Data to process.
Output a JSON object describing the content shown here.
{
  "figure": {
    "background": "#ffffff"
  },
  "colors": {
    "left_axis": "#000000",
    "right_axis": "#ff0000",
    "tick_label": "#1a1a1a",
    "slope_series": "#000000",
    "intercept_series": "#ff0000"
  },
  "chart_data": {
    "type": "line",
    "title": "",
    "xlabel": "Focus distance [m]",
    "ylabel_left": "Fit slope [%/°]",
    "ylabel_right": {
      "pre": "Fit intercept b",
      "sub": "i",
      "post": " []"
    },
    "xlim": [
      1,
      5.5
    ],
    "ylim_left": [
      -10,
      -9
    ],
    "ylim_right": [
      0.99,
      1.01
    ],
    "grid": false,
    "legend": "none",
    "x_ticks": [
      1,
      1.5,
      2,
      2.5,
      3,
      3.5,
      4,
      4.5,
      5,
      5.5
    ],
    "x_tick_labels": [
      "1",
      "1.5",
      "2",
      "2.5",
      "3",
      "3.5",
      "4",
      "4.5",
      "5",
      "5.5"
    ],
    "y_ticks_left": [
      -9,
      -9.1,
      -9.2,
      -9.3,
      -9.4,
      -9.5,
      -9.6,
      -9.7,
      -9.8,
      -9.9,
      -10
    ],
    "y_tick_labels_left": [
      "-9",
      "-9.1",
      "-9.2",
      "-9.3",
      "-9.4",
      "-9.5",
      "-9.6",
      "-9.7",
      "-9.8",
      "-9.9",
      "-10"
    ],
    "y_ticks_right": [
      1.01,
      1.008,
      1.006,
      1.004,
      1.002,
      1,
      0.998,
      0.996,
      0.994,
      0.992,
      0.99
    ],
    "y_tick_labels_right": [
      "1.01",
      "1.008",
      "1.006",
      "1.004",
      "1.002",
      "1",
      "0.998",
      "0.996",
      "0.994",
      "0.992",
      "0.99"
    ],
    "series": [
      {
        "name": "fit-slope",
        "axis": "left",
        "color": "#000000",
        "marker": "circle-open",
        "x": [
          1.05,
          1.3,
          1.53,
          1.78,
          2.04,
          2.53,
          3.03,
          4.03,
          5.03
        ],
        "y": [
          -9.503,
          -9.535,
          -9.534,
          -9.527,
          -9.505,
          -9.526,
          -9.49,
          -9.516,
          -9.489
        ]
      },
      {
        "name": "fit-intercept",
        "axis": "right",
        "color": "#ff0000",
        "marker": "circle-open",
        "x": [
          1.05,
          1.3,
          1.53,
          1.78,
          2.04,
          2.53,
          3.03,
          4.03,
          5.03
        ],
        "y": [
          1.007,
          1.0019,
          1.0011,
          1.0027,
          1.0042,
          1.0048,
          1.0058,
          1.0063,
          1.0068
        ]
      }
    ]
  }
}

Exercise details. Extract every entry above as it appears.

The output.
Output a JSON object describing the content shown here.
{
  "figure": {
    "background": "#ffffff"
  },
  "colors": {
    "left_axis": "#000000",
    "right_axis": "#ff0000",
    "tick_label": "#1a1a1a",
    "slope_series": "#000000",
    "intercept_series": "#ff0000"
  },
  "chart_data": {
    "type": "line",
    "title": "",
    "xlabel": "Focus distance [m]",
    "ylabel_left": "Fit slope [%/°]",
    "ylabel_right": {
      "pre": "Fit intercept b",
      "sub": "i",
      "post": " []"
    },
    "xlim": [
      1,
      5.5
    ],
    "ylim_left": [
      -10,
      -9
    ],
    "ylim_right": [
      0.99,
      1.01
    ],
    "grid": false,
    "legend": "none",
    "x_ticks": [
      1,
      1.5,
      2,
      2.5,
      3,
      3.5,
      4,
      4.5,
      5,
      5.5
    ],
    "x_tick_labels": [
      "1",
      "1.5",
      "2",
      "2.5",
      "3",
      "3.5",
      "4",
      "4.5",
      "5",
      "5.5"
    ],
    "y_ticks_left": [
      -9,
      -9.1,
      -9.2,
      -9.3,
      -9.4,
      -9.5,
      -9.6,
      -9.7,
      -9.8,
      -9.9,
      -10
    ],
    "y_tick_labels_left": [
      "-9",
      "-9.1",
      "-9.2",
      "-9.3",
      "-9.4",
      "-9.5",
      "-9.6",
      "-9.7",
      "-9.8",
      "-9.9",
      "-10"
    ],
    "y_ticks_right": [
      1.01,
      1.008,
      1.006,
      1.004,
      1.002,
      1,
      0.998,
      0.996,
      0.994,
      0.992,
      0.99
    ],
    "y_tick_labels_right": [
      "1.01",
      "1.008",
      "1.006",
      "1.004",
      "1.002",
      "1",
      "0.998",
      "0.996",
      "0.994",
      "0.992",
      "0.99"
    ],
    "series": [
      {
        "name": "fit-slope",
        "axis": "left",
        "color": "#000000",
        "marker": "circle-open",
        "x": [
          1.05,
          1.3,
          1.53,
          1.78,
          2.04,
          2.53,
          3.03,
          4.03,
          5.03
        ],
        "y": [
          -9.503,
          -9.535,
          -9.534,
          -9.527,
          -9.505,
          -9.526,
          -9.49,
          -9.516,
          -9.489
        ]
      },
      {
        "name": "fit-intercept",
        "axis": "right",
        "color": "#ff0000",
        "marker": "circle-open",
        "x": [
          1.05,
          1.3,
          1.53,
          1.78,
          2.04,
          2.53,
          3.03,
          4.03,
          5.03
        ],
        "y": [
          1.007,
          1.0019,
          1.0011,
          1.0027,
          1.0042,
          1.0048,
          1.0058,
          1.0063,
          1.0068
        ]
      }
    ]
  }
}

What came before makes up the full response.